— start SUPPLIED RECORDS —

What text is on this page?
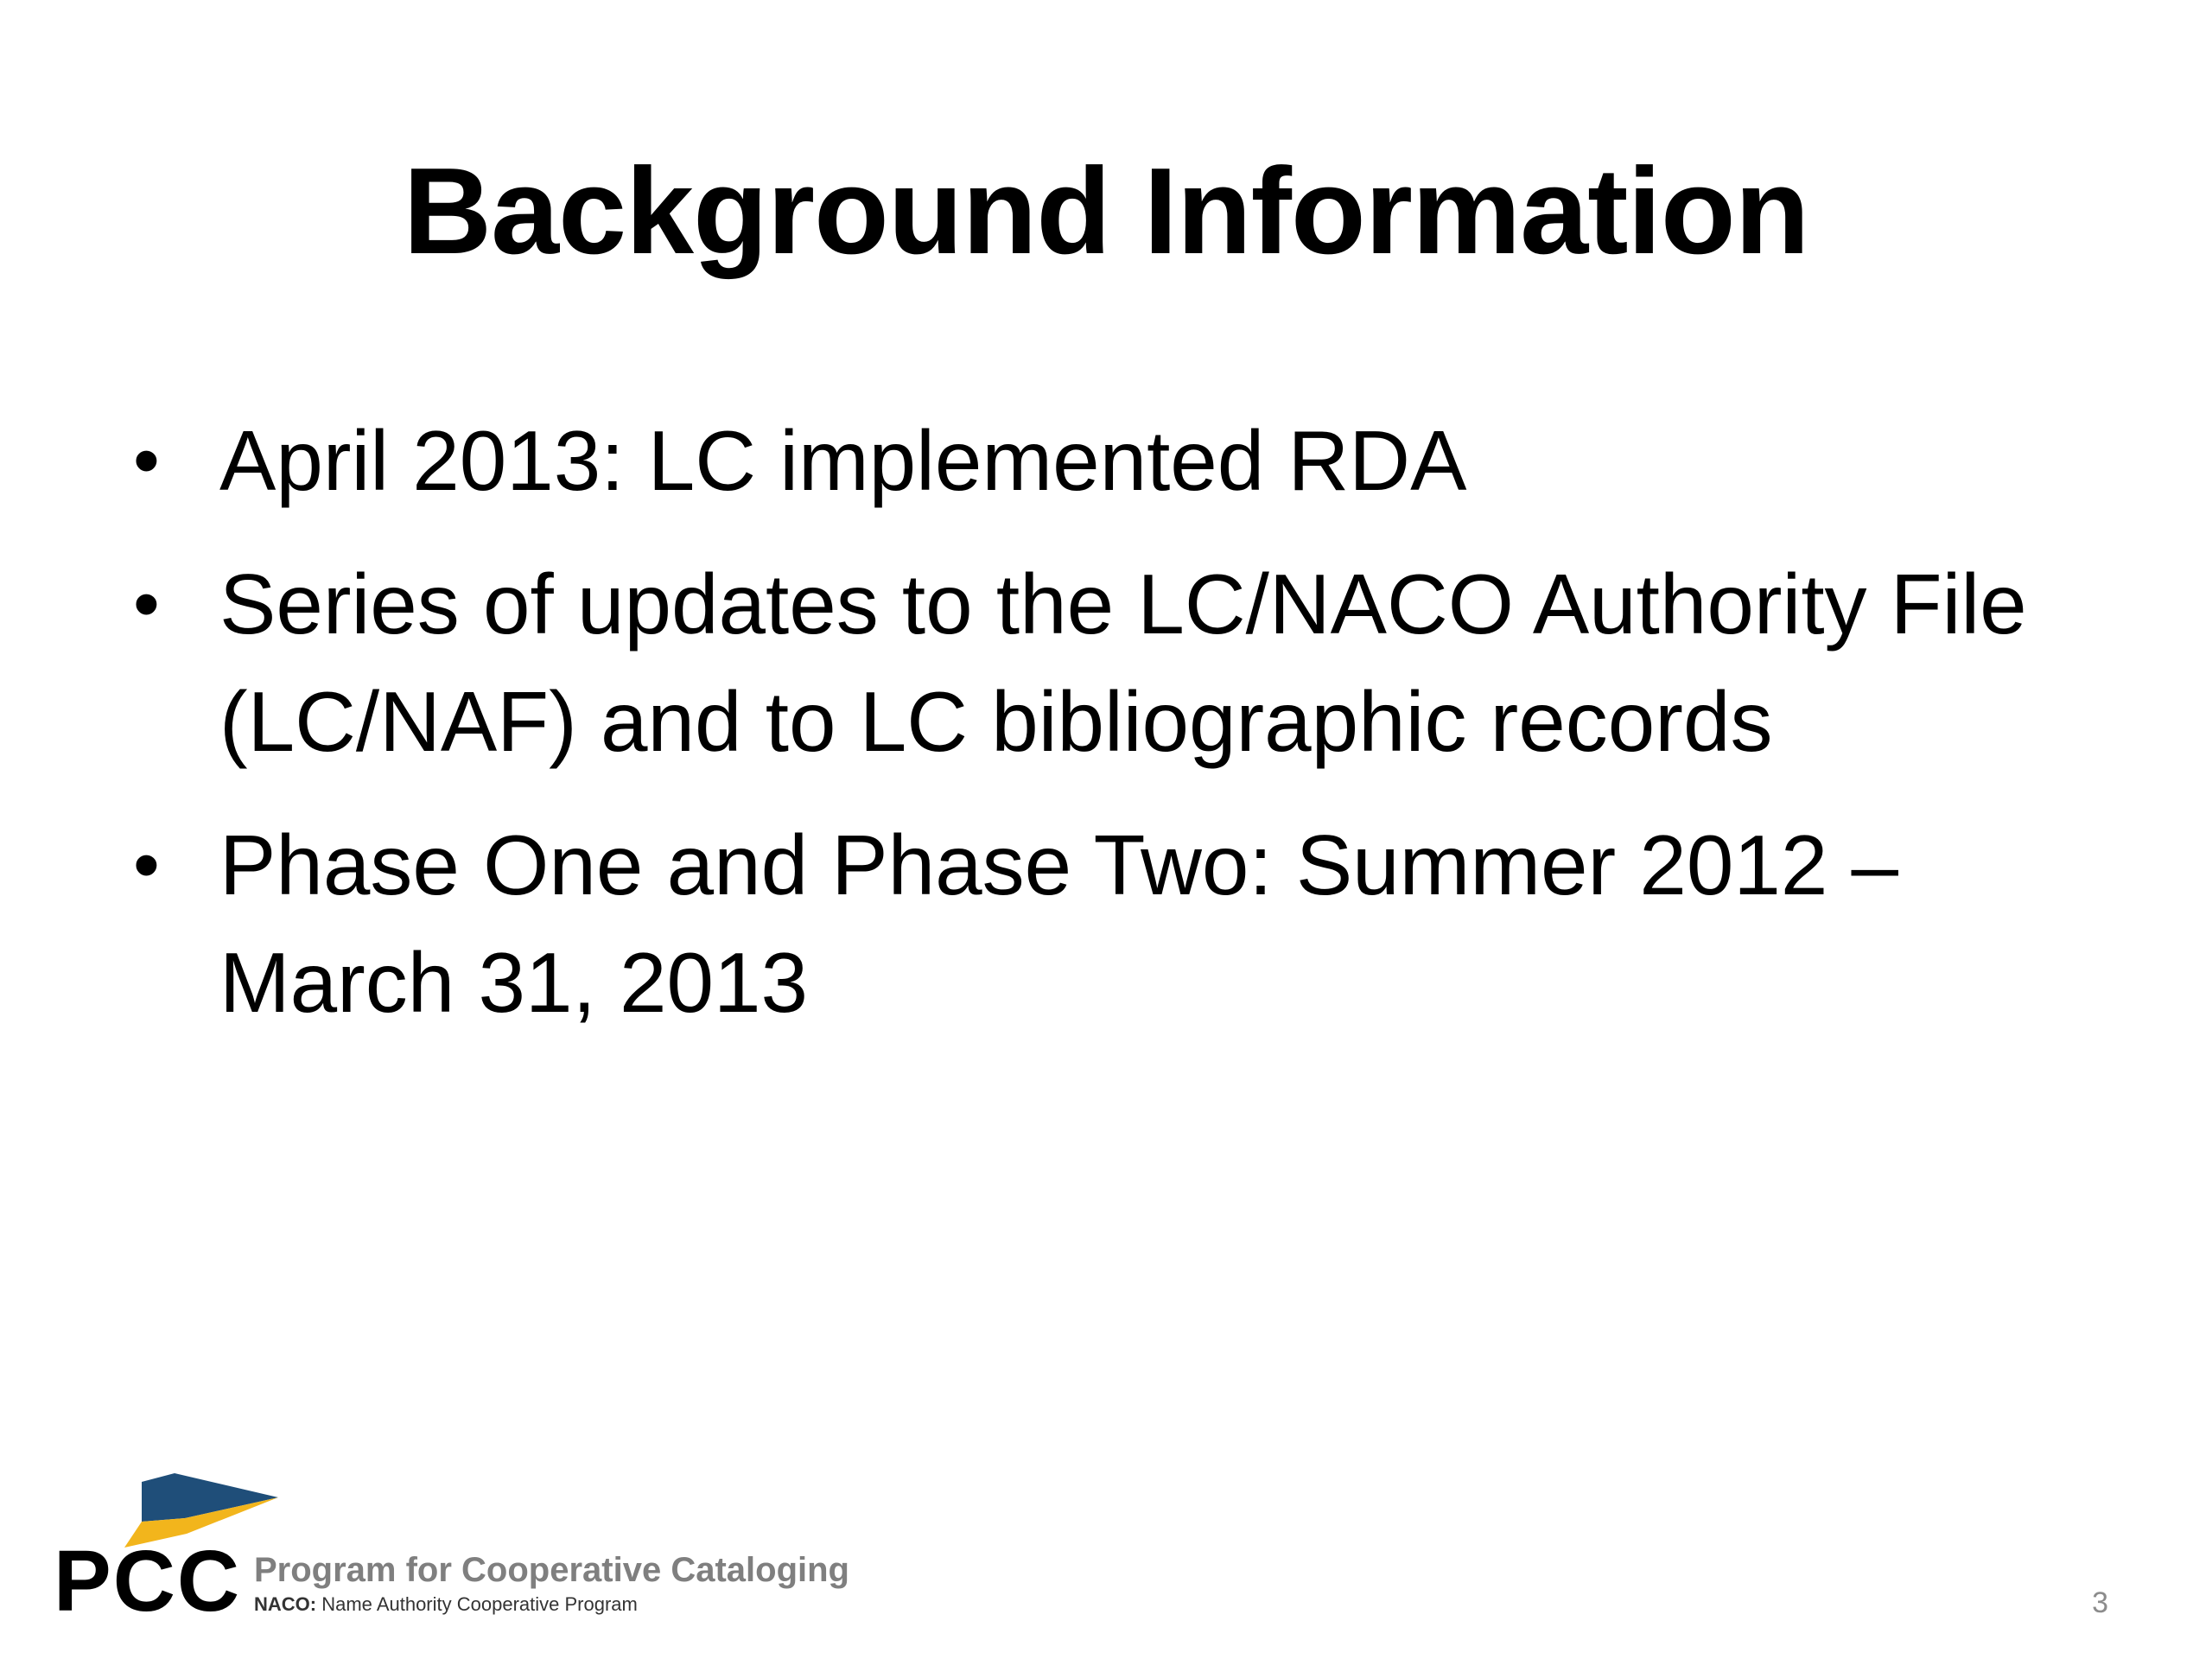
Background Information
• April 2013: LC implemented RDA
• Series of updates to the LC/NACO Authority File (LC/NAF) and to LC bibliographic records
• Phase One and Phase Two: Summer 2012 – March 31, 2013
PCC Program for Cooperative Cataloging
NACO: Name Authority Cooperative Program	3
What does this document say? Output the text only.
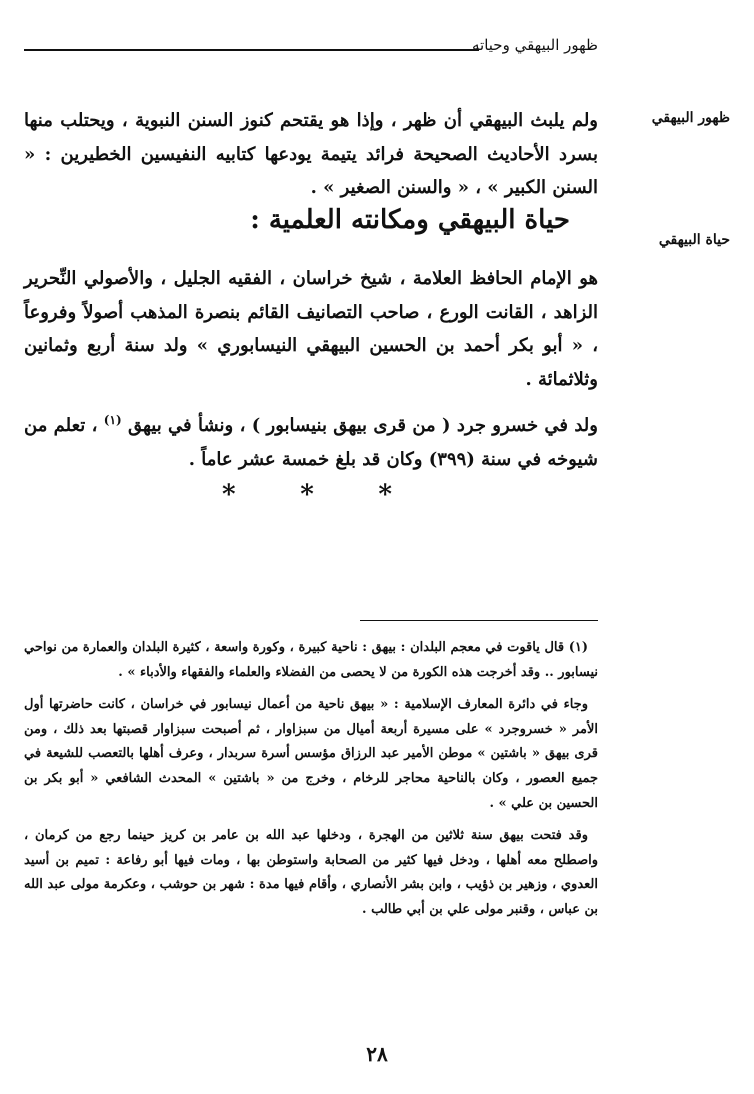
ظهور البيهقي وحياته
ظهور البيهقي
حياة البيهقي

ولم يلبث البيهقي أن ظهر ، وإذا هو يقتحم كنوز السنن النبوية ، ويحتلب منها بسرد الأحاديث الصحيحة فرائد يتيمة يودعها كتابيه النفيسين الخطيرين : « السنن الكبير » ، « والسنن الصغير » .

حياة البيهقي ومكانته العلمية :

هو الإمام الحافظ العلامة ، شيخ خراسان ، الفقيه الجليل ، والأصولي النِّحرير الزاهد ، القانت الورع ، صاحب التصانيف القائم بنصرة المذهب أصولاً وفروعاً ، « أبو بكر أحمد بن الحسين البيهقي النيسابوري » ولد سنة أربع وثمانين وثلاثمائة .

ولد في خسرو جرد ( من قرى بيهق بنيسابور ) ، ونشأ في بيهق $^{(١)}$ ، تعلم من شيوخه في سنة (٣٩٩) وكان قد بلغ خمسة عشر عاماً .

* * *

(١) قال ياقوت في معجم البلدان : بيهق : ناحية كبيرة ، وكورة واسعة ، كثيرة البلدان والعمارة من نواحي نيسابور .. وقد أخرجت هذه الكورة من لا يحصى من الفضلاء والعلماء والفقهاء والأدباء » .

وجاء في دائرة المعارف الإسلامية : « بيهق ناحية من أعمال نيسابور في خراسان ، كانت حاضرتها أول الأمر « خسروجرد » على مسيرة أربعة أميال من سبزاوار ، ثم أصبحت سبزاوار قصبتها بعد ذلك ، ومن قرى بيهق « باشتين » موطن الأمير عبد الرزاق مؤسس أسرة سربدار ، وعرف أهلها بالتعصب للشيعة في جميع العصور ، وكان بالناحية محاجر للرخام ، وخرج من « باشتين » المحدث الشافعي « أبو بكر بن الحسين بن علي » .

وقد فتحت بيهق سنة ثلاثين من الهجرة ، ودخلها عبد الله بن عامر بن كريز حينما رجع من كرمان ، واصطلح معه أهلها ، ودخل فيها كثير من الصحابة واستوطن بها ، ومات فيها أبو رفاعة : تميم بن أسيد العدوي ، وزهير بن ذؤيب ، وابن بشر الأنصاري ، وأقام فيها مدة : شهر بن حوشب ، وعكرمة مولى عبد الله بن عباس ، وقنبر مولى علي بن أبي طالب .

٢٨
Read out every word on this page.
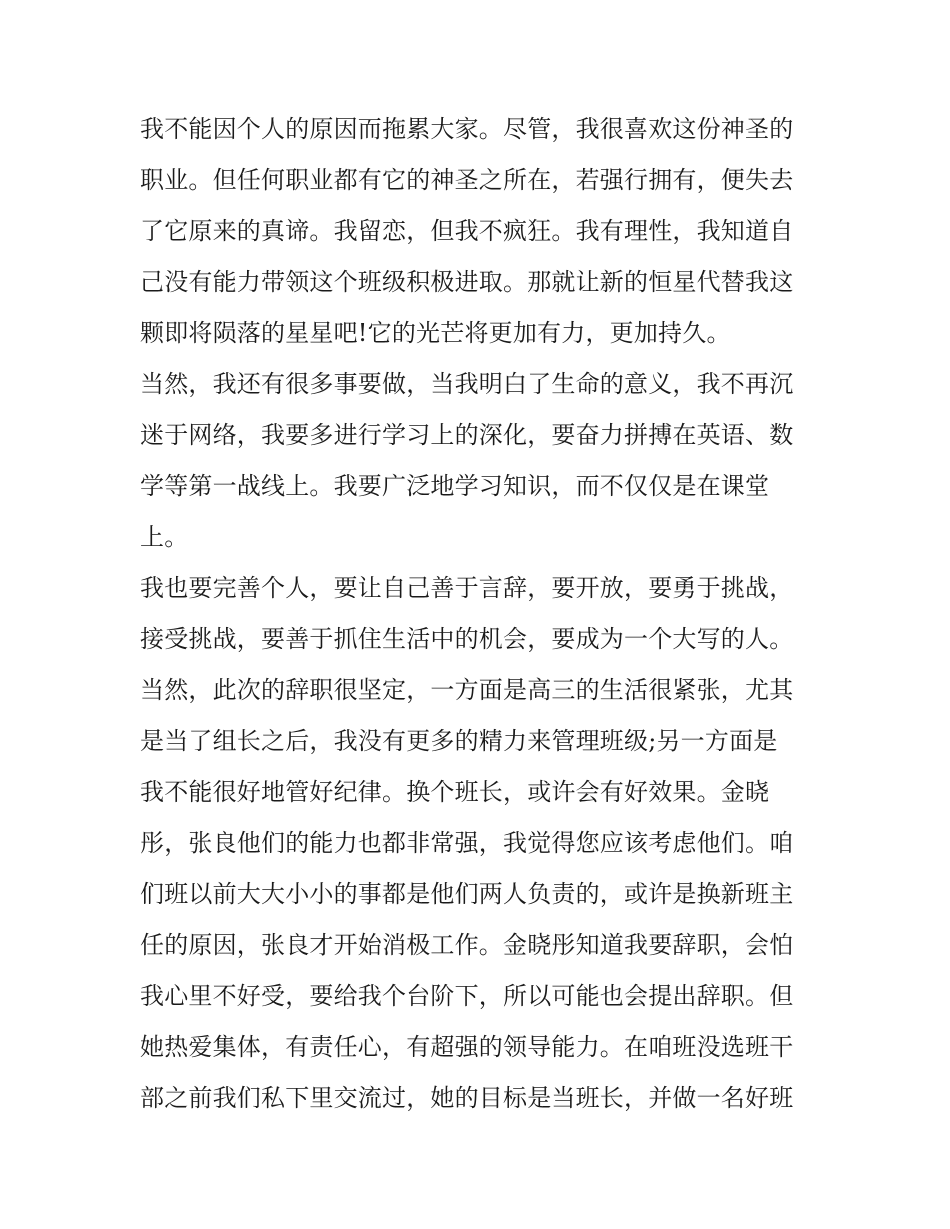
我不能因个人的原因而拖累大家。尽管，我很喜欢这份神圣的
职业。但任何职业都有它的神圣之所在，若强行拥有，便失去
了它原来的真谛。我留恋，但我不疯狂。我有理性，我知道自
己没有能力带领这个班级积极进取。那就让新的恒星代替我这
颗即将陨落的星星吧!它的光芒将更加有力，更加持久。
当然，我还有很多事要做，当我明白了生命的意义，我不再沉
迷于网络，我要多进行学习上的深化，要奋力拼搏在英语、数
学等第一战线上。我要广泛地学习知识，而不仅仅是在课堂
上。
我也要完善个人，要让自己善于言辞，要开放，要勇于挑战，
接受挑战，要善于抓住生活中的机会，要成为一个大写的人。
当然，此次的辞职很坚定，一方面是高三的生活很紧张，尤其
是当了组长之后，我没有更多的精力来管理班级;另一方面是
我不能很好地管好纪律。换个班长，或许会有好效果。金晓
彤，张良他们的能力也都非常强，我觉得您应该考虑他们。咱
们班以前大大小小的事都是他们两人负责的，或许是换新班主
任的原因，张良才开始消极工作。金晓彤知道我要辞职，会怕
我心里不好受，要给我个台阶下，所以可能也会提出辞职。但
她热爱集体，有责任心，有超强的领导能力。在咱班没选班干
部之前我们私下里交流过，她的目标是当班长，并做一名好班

— end SUPPLIED RECORDS —

→ **WHAT THE EXERCISE ASKS**: Look for the line that contains "What does this", then please copy it and the rest of the lines through the end of the data, pictures excluded.

→ **FINAL RESULT**:
What does this document say? Output the text only.
ظهور البيهقي وحياته
ظهور البيهقي
حياة البيهقي

ولم يلبث البيهقي أن ظهر ، وإذا هو يقتحم كنوز السنن النبوية ، ويحتلب منها بسرد الأحاديث الصحيحة فرائد يتيمة يودعها كتابيه النفيسين الخطيرين : « السنن الكبير » ، « والسنن الصغير » .

حياة البيهقي ومكانته العلمية :

هو الإمام الحافظ العلامة ، شيخ خراسان ، الفقيه الجليل ، والأصولي النِّحرير الزاهد ، القانت الورع ، صاحب التصانيف القائم بنصرة المذهب أصولاً وفروعاً ، « أبو بكر أحمد بن الحسين البيهقي النيسابوري » ولد سنة أربع وثمانين وثلاثمائة .

ولد في خسرو جرد ( من قرى بيهق بنيسابور ) ، ونشأ في بيهق $^{(١)}$ ، تعلم من شيوخه في سنة (٣٩٩) وكان قد بلغ خمسة عشر عاماً .

* * *

(١) قال ياقوت في معجم البلدان : بيهق : ناحية كبيرة ، وكورة واسعة ، كثيرة البلدان والعمارة من نواحي نيسابور .. وقد أخرجت هذه الكورة من لا يحصى من الفضلاء والعلماء والفقهاء والأدباء » .

وجاء في دائرة المعارف الإسلامية : « بيهق ناحية من أعمال نيسابور في خراسان ، كانت حاضرتها أول الأمر « خسروجرد » على مسيرة أربعة أميال من سبزاوار ، ثم أصبحت سبزاوار قصبتها بعد ذلك ، ومن قرى بيهق « باشتين » موطن الأمير عبد الرزاق مؤسس أسرة سربدار ، وعرف أهلها بالتعصب للشيعة في جميع العصور ، وكان بالناحية محاجر للرخام ، وخرج من « باشتين » المحدث الشافعي « أبو بكر بن الحسين بن علي » .

وقد فتحت بيهق سنة ثلاثين من الهجرة ، ودخلها عبد الله بن عامر بن كريز حينما رجع من كرمان ، واصطلح معه أهلها ، ودخل فيها كثير من الصحابة واستوطن بها ، ومات فيها أبو رفاعة : تميم بن أسيد العدوي ، وزهير بن ذؤيب ، وابن بشر الأنصاري ، وأقام فيها مدة : شهر بن حوشب ، وعكرمة مولى عبد الله بن عباس ، وقنبر مولى علي بن أبي طالب .

٢٨
Read out every word on this page.
我不能因个人的原因而拖累大家。尽管，我很喜欢这份神圣的
职业。但任何职业都有它的神圣之所在，若强行拥有，便失去
了它原来的真谛。我留恋，但我不疯狂。我有理性，我知道自
己没有能力带领这个班级积极进取。那就让新的恒星代替我这
颗即将陨落的星星吧!它的光芒将更加有力，更加持久。
当然，我还有很多事要做，当我明白了生命的意义，我不再沉
迷于网络，我要多进行学习上的深化，要奋力拼搏在英语、数
学等第一战线上。我要广泛地学习知识，而不仅仅是在课堂
上。
我也要完善个人，要让自己善于言辞，要开放，要勇于挑战，
接受挑战，要善于抓住生活中的机会，要成为一个大写的人。
当然，此次的辞职很坚定，一方面是高三的生活很紧张，尤其
是当了组长之后，我没有更多的精力来管理班级;另一方面是
我不能很好地管好纪律。换个班长，或许会有好效果。金晓
彤，张良他们的能力也都非常强，我觉得您应该考虑他们。咱
们班以前大大小小的事都是他们两人负责的，或许是换新班主
任的原因，张良才开始消极工作。金晓彤知道我要辞职，会怕
我心里不好受，要给我个台阶下，所以可能也会提出辞职。但
她热爱集体，有责任心，有超强的领导能力。在咱班没选班干
部之前我们私下里交流过，她的目标是当班长，并做一名好班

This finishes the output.